### Directive
Pull out every line containing the string "this".

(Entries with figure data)
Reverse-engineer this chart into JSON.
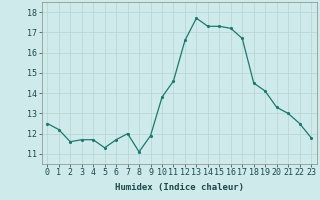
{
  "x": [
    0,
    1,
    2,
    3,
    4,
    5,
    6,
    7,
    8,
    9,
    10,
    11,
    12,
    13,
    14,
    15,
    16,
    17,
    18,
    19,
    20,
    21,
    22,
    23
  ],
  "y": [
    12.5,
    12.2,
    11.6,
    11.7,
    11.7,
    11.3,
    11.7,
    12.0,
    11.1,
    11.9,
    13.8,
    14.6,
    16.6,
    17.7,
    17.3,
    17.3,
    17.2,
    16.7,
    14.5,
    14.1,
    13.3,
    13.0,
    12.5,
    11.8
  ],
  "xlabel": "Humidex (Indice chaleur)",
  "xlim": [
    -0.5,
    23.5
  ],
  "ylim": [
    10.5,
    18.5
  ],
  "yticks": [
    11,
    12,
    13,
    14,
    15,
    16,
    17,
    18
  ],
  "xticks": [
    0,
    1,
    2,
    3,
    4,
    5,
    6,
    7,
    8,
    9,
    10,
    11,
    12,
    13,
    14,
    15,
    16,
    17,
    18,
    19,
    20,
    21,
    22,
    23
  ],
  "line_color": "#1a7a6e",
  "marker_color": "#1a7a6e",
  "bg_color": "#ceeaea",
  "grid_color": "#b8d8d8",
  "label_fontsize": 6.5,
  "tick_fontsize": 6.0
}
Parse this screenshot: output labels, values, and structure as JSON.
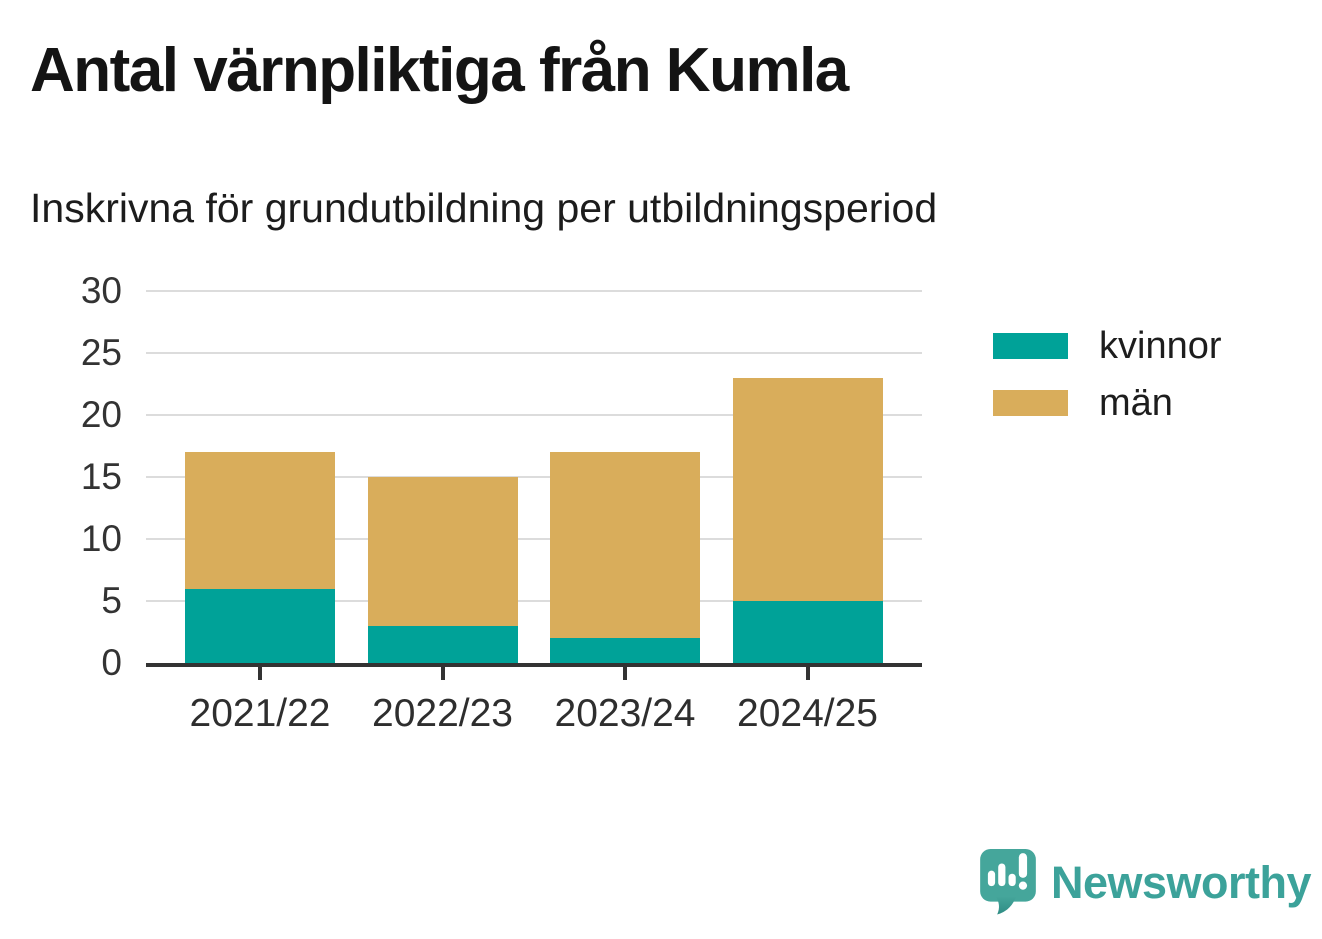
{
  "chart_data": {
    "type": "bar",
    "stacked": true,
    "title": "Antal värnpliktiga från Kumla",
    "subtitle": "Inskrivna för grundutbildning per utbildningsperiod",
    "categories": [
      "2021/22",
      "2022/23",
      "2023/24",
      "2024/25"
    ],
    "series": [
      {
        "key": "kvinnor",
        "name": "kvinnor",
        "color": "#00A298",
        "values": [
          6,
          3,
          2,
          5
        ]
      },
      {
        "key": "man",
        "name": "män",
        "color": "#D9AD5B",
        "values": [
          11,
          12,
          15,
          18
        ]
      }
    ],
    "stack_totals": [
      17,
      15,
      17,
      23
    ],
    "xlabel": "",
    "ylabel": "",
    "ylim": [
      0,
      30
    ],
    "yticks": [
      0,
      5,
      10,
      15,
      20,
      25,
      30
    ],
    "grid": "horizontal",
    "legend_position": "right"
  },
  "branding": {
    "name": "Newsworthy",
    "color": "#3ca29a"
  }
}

* * *

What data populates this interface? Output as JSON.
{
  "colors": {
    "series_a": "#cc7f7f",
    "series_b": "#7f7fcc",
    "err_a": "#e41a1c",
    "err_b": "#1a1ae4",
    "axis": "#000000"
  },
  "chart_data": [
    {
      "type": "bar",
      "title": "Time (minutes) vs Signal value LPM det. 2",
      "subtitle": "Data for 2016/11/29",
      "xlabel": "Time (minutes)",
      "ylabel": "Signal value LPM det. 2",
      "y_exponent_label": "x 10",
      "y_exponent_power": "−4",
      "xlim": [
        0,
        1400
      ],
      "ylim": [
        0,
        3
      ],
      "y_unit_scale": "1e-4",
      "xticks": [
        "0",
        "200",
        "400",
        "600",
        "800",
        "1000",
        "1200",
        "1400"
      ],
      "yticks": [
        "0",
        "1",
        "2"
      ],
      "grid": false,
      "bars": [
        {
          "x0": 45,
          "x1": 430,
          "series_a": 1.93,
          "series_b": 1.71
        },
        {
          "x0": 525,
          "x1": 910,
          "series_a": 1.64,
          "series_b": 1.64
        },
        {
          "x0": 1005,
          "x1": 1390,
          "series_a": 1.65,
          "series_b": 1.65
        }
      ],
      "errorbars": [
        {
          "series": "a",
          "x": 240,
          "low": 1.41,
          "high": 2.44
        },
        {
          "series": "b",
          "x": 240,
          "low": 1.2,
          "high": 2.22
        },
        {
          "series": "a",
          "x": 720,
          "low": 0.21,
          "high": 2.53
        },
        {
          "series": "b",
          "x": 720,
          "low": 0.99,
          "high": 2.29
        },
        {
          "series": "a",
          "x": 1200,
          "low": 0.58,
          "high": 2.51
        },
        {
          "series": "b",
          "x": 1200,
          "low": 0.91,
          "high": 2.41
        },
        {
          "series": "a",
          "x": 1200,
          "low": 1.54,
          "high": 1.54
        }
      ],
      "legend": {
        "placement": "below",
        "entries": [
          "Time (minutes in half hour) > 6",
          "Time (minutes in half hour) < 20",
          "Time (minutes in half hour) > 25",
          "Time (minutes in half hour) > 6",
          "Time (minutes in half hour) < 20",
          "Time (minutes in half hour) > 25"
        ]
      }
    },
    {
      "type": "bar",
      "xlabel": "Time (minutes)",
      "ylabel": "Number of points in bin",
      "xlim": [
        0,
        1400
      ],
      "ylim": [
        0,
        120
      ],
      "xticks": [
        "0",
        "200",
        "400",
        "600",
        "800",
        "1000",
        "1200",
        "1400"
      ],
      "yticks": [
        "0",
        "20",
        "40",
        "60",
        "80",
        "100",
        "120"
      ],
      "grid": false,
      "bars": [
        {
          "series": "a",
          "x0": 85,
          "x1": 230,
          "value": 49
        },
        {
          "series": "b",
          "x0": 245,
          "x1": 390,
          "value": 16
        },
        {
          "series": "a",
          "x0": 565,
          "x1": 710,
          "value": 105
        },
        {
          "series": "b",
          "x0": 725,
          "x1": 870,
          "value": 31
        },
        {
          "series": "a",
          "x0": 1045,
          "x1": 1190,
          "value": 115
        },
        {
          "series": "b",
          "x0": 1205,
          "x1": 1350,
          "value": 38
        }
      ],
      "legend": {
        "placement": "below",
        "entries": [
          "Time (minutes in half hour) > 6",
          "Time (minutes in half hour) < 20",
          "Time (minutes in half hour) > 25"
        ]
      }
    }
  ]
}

### The solution
Reverse-engineer this chart into JSON.
Parse this screenshot: output labels, values, and structure as JSON.
What data populates this interface? Output as JSON.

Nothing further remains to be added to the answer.